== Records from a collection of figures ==
________________________

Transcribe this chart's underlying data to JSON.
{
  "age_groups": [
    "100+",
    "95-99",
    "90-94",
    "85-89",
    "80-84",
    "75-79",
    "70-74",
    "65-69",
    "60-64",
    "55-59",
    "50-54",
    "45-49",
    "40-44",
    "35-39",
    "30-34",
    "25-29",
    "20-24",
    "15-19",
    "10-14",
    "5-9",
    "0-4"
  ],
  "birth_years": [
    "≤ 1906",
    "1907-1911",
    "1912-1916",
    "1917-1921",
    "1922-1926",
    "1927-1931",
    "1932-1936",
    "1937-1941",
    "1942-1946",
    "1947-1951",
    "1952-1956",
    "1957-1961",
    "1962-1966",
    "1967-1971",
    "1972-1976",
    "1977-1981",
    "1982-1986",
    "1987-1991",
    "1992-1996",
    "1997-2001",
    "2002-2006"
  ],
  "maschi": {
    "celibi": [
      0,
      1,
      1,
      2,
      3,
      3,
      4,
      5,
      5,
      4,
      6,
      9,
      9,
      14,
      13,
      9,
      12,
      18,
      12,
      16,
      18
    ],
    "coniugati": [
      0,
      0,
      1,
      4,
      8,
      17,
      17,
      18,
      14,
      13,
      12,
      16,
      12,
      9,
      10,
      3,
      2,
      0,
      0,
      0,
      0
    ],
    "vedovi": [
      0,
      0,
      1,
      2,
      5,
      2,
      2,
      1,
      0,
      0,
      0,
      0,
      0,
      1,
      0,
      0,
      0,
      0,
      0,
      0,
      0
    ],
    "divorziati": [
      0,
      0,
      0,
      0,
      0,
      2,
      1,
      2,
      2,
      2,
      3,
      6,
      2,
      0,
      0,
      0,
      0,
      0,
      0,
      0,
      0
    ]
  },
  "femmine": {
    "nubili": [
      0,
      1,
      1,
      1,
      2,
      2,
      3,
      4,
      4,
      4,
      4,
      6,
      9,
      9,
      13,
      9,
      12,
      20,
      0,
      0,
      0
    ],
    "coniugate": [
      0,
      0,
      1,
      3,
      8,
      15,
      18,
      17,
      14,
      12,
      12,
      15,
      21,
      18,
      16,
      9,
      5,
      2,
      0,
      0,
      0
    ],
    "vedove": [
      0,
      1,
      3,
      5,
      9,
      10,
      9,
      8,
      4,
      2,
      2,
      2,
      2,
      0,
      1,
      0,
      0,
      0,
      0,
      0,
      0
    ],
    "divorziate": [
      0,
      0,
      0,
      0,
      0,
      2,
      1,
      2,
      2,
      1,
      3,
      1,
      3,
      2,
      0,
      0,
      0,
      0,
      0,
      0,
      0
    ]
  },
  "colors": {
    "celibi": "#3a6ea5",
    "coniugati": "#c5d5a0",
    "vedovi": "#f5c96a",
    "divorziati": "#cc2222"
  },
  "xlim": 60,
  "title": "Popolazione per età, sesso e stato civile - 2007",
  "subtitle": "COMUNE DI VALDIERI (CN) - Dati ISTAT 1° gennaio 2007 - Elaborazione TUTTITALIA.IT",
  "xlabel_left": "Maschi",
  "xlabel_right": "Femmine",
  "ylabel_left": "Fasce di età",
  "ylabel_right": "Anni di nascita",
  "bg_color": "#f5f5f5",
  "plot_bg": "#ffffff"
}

________________________

Exactly reproduce every line of the records.

Transcribe this chart's underlying data to JSON.
{
  "age_groups": [
    "100+",
    "95-99",
    "90-94",
    "85-89",
    "80-84",
    "75-79",
    "70-74",
    "65-69",
    "60-64",
    "55-59",
    "50-54",
    "45-49",
    "40-44",
    "35-39",
    "30-34",
    "25-29",
    "20-24",
    "15-19",
    "10-14",
    "5-9",
    "0-4"
  ],
  "birth_years": [
    "≤ 1906",
    "1907-1911",
    "1912-1916",
    "1917-1921",
    "1922-1926",
    "1927-1931",
    "1932-1936",
    "1937-1941",
    "1942-1946",
    "1947-1951",
    "1952-1956",
    "1957-1961",
    "1962-1966",
    "1967-1971",
    "1972-1976",
    "1977-1981",
    "1982-1986",
    "1987-1991",
    "1992-1996",
    "1997-2001",
    "2002-2006"
  ],
  "maschi": {
    "celibi": [
      0,
      1,
      1,
      2,
      3,
      3,
      4,
      5,
      5,
      4,
      6,
      9,
      9,
      14,
      13,
      9,
      12,
      18,
      12,
      16,
      18
    ],
    "coniugati": [
      0,
      0,
      1,
      4,
      8,
      17,
      17,
      18,
      14,
      13,
      12,
      16,
      12,
      9,
      10,
      3,
      2,
      0,
      0,
      0,
      0
    ],
    "vedovi": [
      0,
      0,
      1,
      2,
      5,
      2,
      2,
      1,
      0,
      0,
      0,
      0,
      0,
      1,
      0,
      0,
      0,
      0,
      0,
      0,
      0
    ],
    "divorziati": [
      0,
      0,
      0,
      0,
      0,
      2,
      1,
      2,
      2,
      2,
      3,
      6,
      2,
      0,
      0,
      0,
      0,
      0,
      0,
      0,
      0
    ]
  },
  "femmine": {
    "nubili": [
      0,
      1,
      1,
      1,
      2,
      2,
      3,
      4,
      4,
      4,
      4,
      6,
      9,
      9,
      13,
      9,
      12,
      20,
      0,
      0,
      0
    ],
    "coniugate": [
      0,
      0,
      1,
      3,
      8,
      15,
      18,
      17,
      14,
      12,
      12,
      15,
      21,
      18,
      16,
      9,
      5,
      2,
      0,
      0,
      0
    ],
    "vedove": [
      0,
      1,
      3,
      5,
      9,
      10,
      9,
      8,
      4,
      2,
      2,
      2,
      2,
      0,
      1,
      0,
      0,
      0,
      0,
      0,
      0
    ],
    "divorziate": [
      0,
      0,
      0,
      0,
      0,
      2,
      1,
      2,
      2,
      1,
      3,
      1,
      3,
      2,
      0,
      0,
      0,
      0,
      0,
      0,
      0
    ]
  },
  "colors": {
    "celibi": "#3a6ea5",
    "coniugati": "#c5d5a0",
    "vedovi": "#f5c96a",
    "divorziati": "#cc2222"
  },
  "xlim": 60,
  "title": "Popolazione per età, sesso e stato civile - 2007",
  "subtitle": "COMUNE DI VALDIERI (CN) - Dati ISTAT 1° gennaio 2007 - Elaborazione TUTTITALIA.IT",
  "xlabel_left": "Maschi",
  "xlabel_right": "Femmine",
  "ylabel_left": "Fasce di età",
  "ylabel_right": "Anni di nascita",
  "bg_color": "#f5f5f5",
  "plot_bg": "#ffffff"
}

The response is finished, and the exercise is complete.